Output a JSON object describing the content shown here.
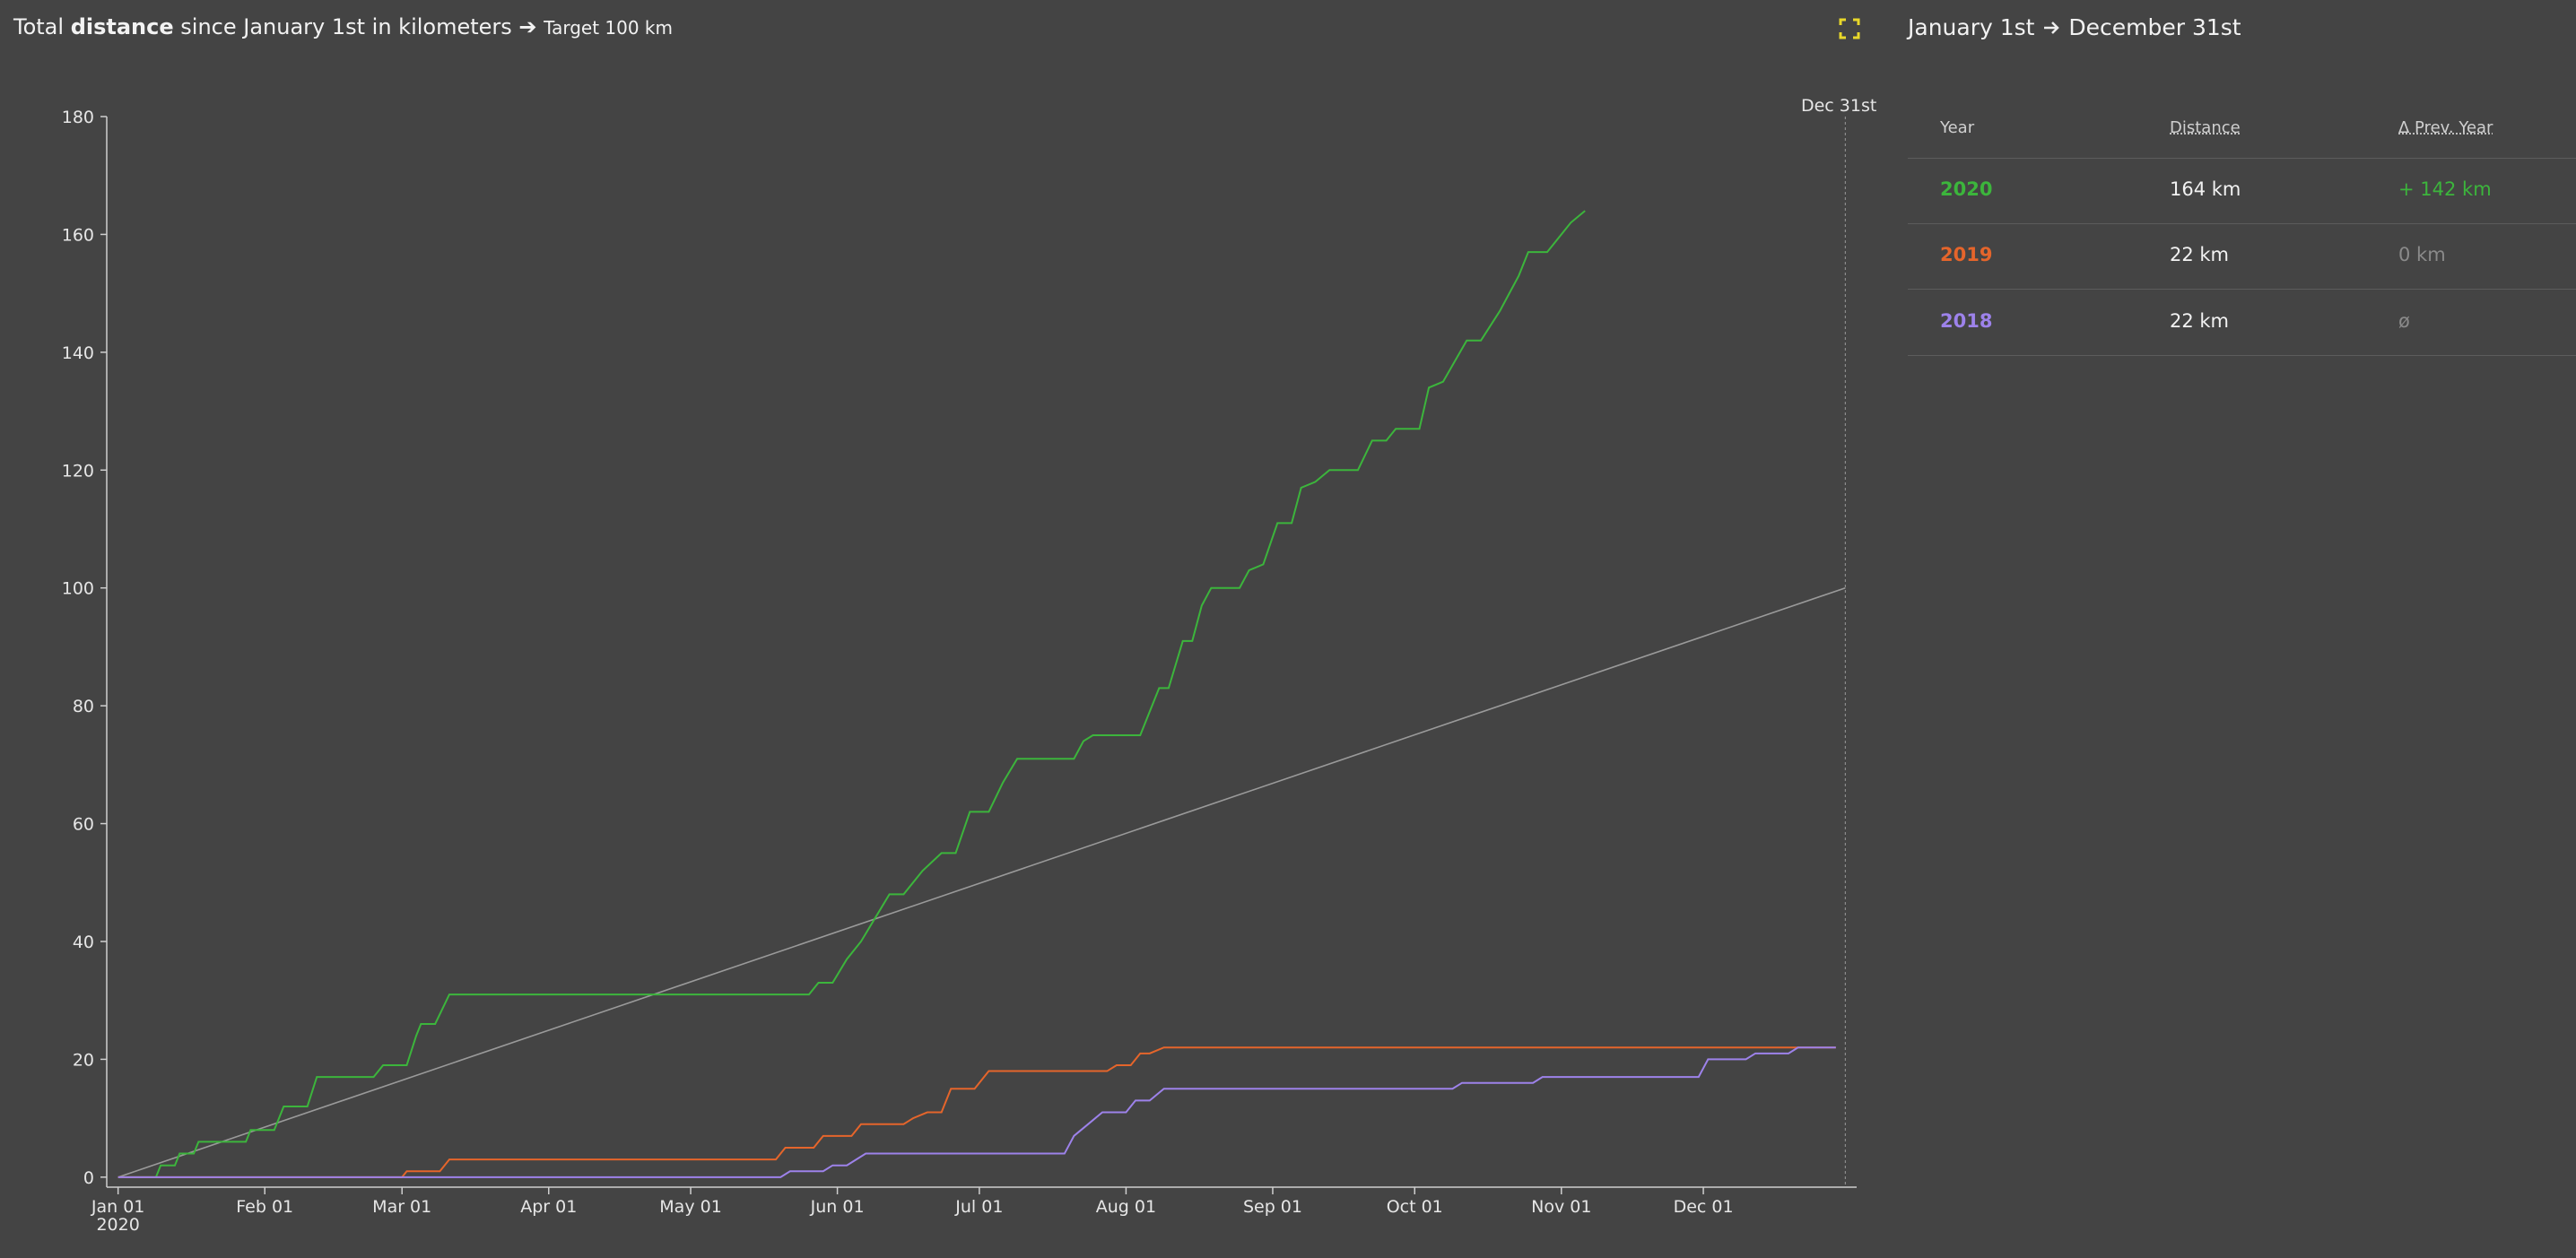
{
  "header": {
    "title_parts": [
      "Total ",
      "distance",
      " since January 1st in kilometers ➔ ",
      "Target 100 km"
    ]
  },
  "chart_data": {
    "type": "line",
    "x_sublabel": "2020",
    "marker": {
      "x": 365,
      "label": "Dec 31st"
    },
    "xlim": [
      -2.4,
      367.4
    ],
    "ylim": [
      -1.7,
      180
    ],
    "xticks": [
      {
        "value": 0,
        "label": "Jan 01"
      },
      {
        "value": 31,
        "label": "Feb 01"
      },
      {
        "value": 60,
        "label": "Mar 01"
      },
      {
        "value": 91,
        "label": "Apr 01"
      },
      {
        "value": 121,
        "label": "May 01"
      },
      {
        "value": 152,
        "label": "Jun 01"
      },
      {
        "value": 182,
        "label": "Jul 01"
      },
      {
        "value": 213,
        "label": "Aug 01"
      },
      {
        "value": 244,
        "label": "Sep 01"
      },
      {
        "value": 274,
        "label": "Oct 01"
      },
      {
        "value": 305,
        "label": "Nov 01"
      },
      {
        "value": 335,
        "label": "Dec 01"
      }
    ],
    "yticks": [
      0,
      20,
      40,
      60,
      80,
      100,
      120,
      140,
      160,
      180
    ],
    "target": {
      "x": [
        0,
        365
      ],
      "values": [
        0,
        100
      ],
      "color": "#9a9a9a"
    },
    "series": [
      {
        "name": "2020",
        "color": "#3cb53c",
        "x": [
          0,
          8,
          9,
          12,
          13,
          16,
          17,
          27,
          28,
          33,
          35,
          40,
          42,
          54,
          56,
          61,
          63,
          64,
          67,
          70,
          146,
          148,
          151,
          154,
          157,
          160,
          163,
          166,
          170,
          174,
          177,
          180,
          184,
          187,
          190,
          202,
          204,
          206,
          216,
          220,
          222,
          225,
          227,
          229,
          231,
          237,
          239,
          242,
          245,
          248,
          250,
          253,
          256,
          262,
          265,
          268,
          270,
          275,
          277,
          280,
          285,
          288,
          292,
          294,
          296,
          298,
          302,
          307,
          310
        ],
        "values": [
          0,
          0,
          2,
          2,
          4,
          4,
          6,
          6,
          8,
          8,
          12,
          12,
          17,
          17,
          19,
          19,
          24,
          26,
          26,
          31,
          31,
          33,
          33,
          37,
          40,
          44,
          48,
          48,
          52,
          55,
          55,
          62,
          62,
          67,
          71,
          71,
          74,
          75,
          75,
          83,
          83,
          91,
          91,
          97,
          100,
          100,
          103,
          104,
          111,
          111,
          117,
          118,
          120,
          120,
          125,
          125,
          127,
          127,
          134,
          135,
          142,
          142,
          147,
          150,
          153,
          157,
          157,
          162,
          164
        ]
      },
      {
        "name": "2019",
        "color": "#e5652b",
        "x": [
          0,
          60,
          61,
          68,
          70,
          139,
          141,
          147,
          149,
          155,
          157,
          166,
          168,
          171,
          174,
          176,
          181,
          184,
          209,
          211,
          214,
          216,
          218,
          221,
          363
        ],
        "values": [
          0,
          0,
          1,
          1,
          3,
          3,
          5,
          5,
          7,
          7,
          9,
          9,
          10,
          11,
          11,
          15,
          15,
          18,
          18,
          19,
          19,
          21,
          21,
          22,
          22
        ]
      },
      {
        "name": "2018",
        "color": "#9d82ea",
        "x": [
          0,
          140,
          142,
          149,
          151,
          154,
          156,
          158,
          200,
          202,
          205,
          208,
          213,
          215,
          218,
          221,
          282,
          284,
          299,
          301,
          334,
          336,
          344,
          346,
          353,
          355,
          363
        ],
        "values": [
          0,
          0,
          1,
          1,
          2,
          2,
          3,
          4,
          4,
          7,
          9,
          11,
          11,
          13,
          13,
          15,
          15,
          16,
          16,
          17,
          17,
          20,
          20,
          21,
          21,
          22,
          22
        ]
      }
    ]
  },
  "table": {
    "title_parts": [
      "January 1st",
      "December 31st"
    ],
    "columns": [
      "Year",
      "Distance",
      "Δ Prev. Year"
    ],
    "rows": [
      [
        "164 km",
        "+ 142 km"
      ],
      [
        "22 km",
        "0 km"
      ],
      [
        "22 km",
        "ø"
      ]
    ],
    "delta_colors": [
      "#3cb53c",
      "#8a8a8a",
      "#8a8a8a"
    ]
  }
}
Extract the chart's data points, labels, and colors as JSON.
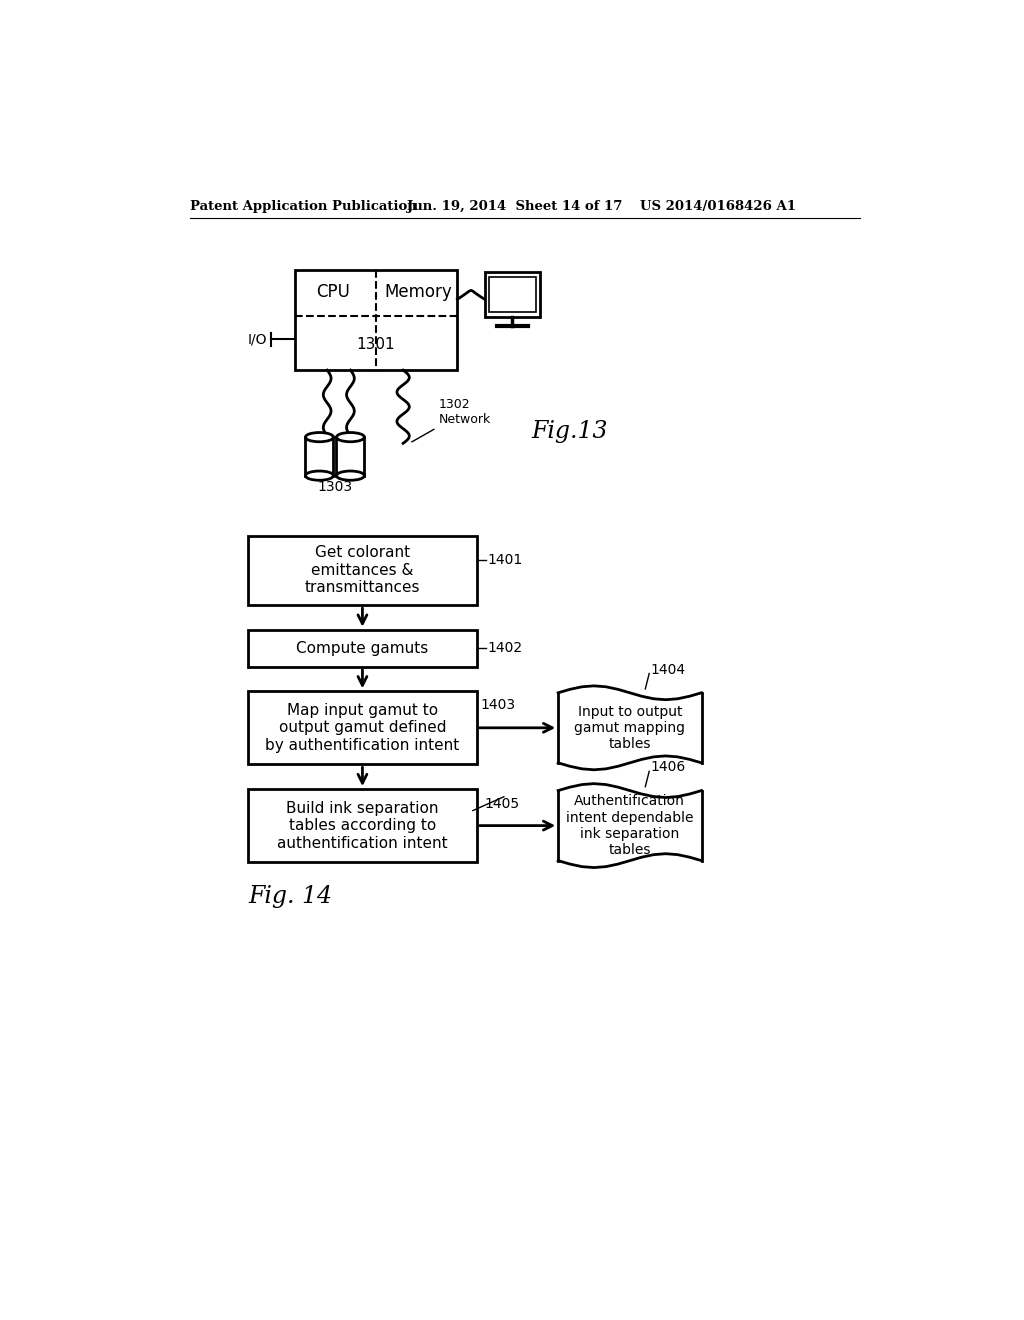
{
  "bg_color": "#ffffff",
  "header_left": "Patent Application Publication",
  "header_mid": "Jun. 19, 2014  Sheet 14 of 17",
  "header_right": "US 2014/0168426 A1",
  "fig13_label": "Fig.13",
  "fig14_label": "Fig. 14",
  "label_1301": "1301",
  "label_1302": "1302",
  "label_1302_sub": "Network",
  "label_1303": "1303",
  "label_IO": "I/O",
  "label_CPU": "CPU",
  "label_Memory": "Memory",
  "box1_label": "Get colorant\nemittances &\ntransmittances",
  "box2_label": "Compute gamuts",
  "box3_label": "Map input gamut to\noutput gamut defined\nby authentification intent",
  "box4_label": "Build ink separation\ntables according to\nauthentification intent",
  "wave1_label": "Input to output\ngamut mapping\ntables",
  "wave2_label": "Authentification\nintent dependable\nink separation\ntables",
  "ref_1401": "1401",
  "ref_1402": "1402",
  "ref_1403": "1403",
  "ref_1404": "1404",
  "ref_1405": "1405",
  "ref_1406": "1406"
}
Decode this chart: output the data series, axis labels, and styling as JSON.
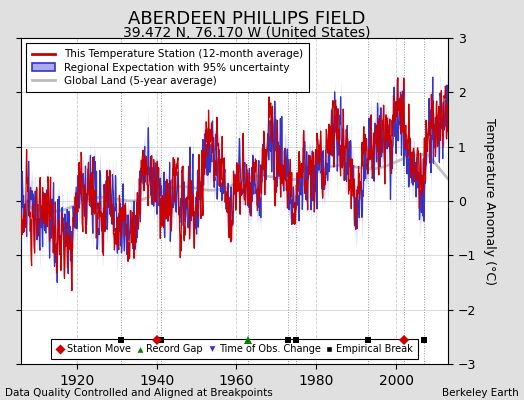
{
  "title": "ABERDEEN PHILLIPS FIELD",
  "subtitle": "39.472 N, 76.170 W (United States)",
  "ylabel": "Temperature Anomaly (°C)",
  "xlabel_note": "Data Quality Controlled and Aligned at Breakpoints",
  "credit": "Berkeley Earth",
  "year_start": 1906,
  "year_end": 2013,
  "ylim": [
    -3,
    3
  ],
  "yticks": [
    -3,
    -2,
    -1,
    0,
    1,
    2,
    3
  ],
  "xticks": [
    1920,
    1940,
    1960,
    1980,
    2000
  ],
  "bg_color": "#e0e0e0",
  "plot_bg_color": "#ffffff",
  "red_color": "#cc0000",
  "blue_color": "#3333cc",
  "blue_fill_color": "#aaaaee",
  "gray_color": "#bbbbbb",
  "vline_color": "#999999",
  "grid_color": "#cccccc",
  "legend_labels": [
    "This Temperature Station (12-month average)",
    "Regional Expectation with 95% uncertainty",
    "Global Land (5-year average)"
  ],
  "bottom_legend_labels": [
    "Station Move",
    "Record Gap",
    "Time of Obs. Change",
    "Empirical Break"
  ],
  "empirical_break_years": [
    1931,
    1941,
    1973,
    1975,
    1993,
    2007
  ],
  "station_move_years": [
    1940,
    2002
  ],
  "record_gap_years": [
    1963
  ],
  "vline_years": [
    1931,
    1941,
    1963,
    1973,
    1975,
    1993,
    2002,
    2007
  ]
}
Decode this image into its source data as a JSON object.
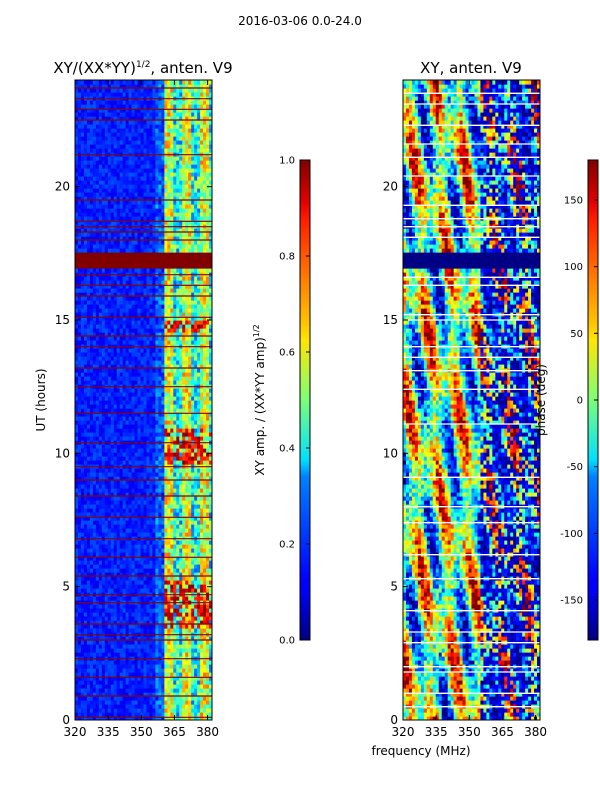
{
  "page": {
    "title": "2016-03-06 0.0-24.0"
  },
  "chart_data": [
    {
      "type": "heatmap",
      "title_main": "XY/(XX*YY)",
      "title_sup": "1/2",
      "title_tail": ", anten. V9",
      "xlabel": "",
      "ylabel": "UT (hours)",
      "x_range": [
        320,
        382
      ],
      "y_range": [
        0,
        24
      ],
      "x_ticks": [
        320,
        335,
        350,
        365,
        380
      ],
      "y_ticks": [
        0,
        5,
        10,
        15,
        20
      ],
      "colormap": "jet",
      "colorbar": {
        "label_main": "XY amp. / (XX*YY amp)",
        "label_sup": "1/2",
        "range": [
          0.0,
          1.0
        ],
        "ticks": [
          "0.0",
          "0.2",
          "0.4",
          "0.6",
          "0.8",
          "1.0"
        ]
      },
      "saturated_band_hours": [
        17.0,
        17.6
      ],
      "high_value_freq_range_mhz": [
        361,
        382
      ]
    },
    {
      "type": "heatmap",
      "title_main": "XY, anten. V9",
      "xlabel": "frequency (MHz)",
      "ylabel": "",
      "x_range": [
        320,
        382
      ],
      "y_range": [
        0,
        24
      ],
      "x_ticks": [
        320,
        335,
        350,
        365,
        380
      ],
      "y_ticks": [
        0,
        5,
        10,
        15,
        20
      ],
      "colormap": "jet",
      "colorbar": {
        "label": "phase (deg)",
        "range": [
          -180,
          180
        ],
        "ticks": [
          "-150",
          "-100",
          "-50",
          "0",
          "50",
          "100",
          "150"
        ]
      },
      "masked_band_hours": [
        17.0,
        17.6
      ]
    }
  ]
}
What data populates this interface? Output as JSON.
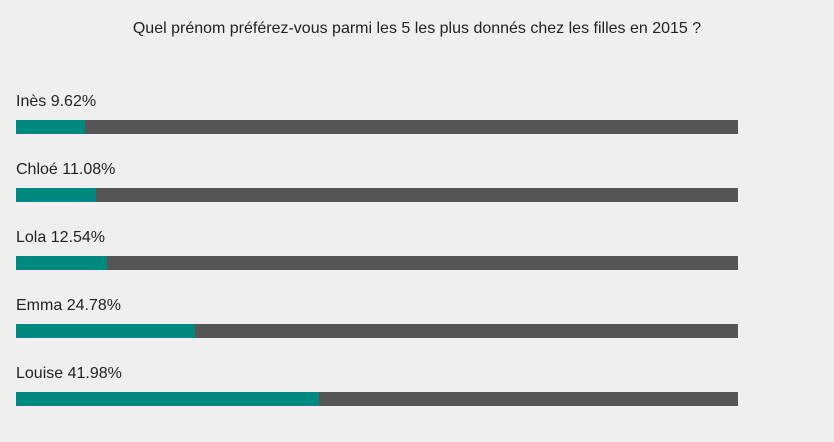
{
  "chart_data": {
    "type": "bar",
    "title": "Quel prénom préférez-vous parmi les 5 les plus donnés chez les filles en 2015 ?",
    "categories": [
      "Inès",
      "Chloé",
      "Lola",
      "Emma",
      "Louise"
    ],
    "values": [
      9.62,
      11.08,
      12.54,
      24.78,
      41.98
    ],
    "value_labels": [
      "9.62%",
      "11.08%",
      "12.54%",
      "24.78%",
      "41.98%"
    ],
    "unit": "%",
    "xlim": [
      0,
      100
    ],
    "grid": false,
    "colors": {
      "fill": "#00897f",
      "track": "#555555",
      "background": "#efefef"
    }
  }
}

========================================================================

## Problem:
Take the records above from the line with "What data populates" down to their last line and please copy those lines exactly, without the pictures.

## Exercise answer:
What data populates this interface? Output as JSON.
{
  "chart_data": {
    "type": "bar",
    "title": "Quel prénom préférez-vous parmi les 5 les plus donnés chez les filles en 2015 ?",
    "categories": [
      "Inès",
      "Chloé",
      "Lola",
      "Emma",
      "Louise"
    ],
    "values": [
      9.62,
      11.08,
      12.54,
      24.78,
      41.98
    ],
    "value_labels": [
      "9.62%",
      "11.08%",
      "12.54%",
      "24.78%",
      "41.98%"
    ],
    "unit": "%",
    "xlim": [
      0,
      100
    ],
    "grid": false,
    "colors": {
      "fill": "#00897f",
      "track": "#555555",
      "background": "#efefef"
    }
  }
}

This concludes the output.